_Excerpted records:_
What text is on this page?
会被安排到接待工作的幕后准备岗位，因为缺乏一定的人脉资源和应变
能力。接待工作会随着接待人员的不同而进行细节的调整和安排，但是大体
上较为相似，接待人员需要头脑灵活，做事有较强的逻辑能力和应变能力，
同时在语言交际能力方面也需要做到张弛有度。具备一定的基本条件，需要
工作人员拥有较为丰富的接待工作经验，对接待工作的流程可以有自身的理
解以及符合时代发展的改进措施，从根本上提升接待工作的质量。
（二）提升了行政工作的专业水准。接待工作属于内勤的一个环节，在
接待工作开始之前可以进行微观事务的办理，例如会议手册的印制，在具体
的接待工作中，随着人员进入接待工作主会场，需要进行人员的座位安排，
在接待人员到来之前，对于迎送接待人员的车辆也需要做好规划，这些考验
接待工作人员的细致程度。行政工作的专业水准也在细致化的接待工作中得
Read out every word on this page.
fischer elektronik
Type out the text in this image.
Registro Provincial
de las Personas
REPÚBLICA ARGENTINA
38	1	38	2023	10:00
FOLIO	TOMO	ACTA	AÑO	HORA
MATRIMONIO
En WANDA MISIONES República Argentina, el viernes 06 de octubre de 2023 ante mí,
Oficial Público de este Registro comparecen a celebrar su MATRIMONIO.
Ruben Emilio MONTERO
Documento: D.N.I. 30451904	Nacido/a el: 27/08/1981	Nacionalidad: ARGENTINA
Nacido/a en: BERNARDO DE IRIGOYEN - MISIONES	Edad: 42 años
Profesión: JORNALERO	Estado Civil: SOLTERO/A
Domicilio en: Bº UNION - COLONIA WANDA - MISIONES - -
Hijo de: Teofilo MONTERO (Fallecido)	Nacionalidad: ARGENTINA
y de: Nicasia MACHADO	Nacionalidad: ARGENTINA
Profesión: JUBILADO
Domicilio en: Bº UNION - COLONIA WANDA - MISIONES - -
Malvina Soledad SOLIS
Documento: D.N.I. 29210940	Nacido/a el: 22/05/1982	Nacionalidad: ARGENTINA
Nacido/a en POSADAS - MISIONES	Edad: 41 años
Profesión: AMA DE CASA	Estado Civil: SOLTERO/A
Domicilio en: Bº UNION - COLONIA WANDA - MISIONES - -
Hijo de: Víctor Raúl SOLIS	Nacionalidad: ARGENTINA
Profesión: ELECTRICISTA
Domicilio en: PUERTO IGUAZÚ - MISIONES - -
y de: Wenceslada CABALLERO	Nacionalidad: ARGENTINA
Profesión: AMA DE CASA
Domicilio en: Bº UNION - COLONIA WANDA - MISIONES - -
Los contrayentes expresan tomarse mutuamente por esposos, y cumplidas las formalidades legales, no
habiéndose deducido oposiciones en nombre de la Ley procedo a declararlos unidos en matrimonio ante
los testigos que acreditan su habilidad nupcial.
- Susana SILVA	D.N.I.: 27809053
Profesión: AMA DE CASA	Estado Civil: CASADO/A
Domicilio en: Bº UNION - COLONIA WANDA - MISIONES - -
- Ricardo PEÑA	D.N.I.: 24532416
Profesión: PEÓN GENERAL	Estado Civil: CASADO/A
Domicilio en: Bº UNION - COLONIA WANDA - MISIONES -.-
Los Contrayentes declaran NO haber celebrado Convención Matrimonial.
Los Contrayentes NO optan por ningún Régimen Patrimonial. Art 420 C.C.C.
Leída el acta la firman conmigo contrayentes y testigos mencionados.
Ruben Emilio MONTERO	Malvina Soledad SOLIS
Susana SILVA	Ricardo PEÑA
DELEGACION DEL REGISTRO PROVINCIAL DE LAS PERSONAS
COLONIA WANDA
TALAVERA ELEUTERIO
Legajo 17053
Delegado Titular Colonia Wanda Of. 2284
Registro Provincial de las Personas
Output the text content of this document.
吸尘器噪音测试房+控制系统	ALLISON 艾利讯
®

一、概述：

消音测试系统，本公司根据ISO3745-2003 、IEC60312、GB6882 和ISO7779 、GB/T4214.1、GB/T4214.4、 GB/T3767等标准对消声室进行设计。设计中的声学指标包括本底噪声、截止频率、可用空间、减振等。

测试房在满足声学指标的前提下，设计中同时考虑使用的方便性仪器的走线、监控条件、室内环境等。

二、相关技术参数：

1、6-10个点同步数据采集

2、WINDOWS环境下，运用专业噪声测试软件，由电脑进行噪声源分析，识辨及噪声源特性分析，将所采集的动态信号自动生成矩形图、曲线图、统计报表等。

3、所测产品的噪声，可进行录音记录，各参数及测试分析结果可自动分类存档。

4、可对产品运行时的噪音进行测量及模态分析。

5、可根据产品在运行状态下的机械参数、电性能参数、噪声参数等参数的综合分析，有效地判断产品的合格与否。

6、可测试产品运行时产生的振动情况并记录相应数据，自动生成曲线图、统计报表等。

_Problem description:_ Go through the material and copy out every line with "page" in it.

_Result:_
What text is on this page?
Read out every word on this page.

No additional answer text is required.